[Stored items]
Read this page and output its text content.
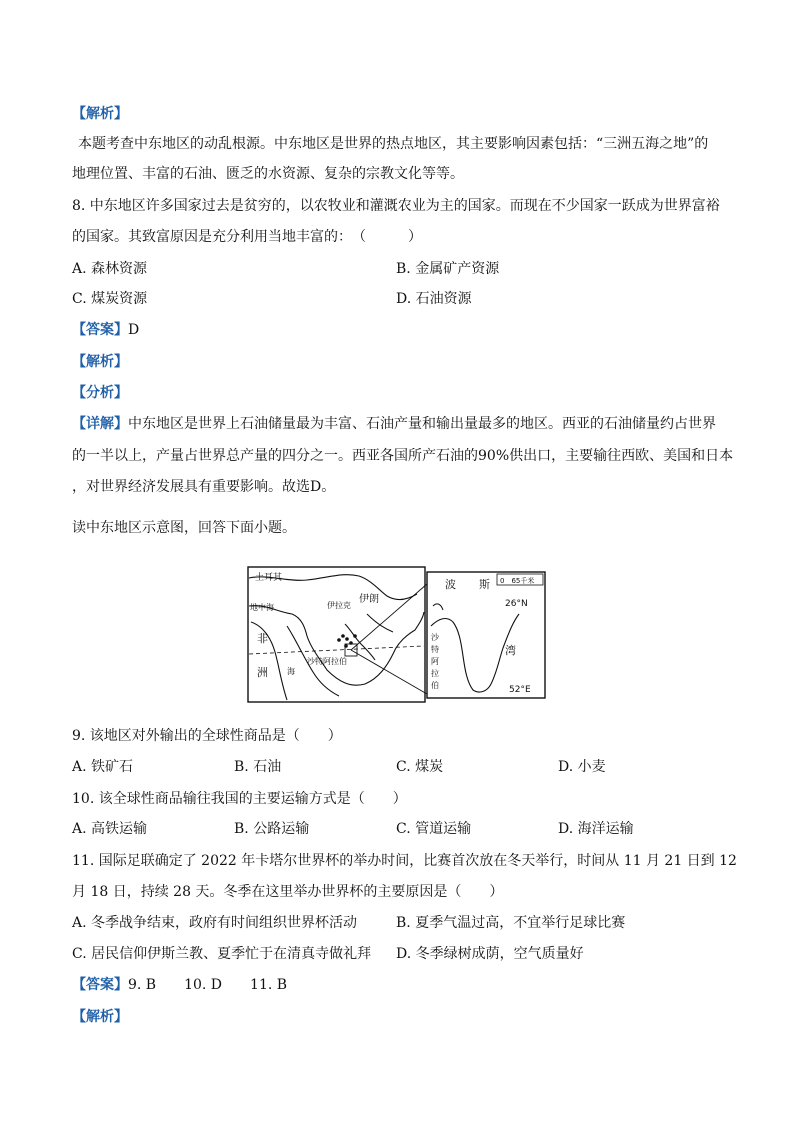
【解析】
本题考查中东地区的动乱根源。中东地区是世界的热点地区，其主要影响因素包括：“三洲五海之地”的
地理位置、丰富的石油、匮乏的水资源、复杂的宗教文化等等。
8. 中东地区许多国家过去是贫穷的，以农牧业和灌溉农业为主的国家。而现在不少国家一跃成为世界富裕
的国家。其致富原因是充分利用当地丰富的：　（　　　）
A. 森林资源	B. 金属矿产资源
C. 煤炭资源	D. 石油资源
【答案】D
【解析】
【分析】
【详解】中东地区是世界上石油储量最为丰富、石油产量和输出量最多的地区。西亚的石油储量约占世界
的一半以上，产量占世界总产量的四分之一。西亚各国所产石油的90%供出口，主要输往西欧、美国和日本
，对世界经济发展具有重要影响。故选D。
读中东地区示意图，回答下面小题。
土耳其
地中海	伊拉克
伊朗
非
洲
沙特阿拉伯
海
波 斯
湾
沙
特
阿
拉
伯
26°N
52°E
0　65千米
9. 该地区对外输出的全球性商品是（　　）
A. 铁矿石	B. 石油	C. 煤炭	D. 小麦
10. 该全球性商品输往我国的主要运输方式是（　　）
A. 高铁运输	B. 公路运输	C. 管道运输	D. 海洋运输
11. 国际足联确定了 2022 年卡塔尔世界杯的举办时间，比赛首次放在冬天举行，时间从 11 月 21 日到 12
月 18 日，持续 28 天。冬季在这里举办世界杯的主要原因是（　　）
A. 冬季战争结束，政府有时间组织世界杯活动	B. 夏季气温过高，不宜举行足球比赛
C. 居民信仰伊斯兰教、夏季忙于在清真寺做礼拜 D. 冬季绿树成荫，空气质量好
【答案】9. B　　10. D　　11. B
【解析】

- Task statement:
Leave out the pictures and print every line of the data exactly.

- Exercise output:
Read this page and output its text content.
【解析】
本题考查中东地区的动乱根源。中东地区是世界的热点地区，其主要影响因素包括：“三洲五海之地”的
地理位置、丰富的石油、匮乏的水资源、复杂的宗教文化等等。
8. 中东地区许多国家过去是贫穷的，以农牧业和灌溉农业为主的国家。而现在不少国家一跃成为世界富裕
的国家。其致富原因是充分利用当地丰富的：　（　　　）
A. 森林资源	B. 金属矿产资源
C. 煤炭资源	D. 石油资源
【答案】D
【解析】
【分析】
【详解】中东地区是世界上石油储量最为丰富、石油产量和输出量最多的地区。西亚的石油储量约占世界
的一半以上，产量占世界总产量的四分之一。西亚各国所产石油的90%供出口，主要输往西欧、美国和日本
，对世界经济发展具有重要影响。故选D。
读中东地区示意图，回答下面小题。
土耳其
地中海	伊拉克
伊朗
非
洲
沙特阿拉伯
海
波 斯
湾
沙
特
阿
拉
伯
26°N
52°E
0　65千米
9. 该地区对外输出的全球性商品是（　　）
A. 铁矿石	B. 石油	C. 煤炭	D. 小麦
10. 该全球性商品输往我国的主要运输方式是（　　）
A. 高铁运输	B. 公路运输	C. 管道运输	D. 海洋运输
11. 国际足联确定了 2022 年卡塔尔世界杯的举办时间，比赛首次放在冬天举行，时间从 11 月 21 日到 12
月 18 日，持续 28 天。冬季在这里举办世界杯的主要原因是（　　）
A. 冬季战争结束，政府有时间组织世界杯活动	B. 夏季气温过高，不宜举行足球比赛
C. 居民信仰伊斯兰教、夏季忙于在清真寺做礼拜 D. 冬季绿树成荫，空气质量好
【答案】9. B　　10. D　　11. B
【解析】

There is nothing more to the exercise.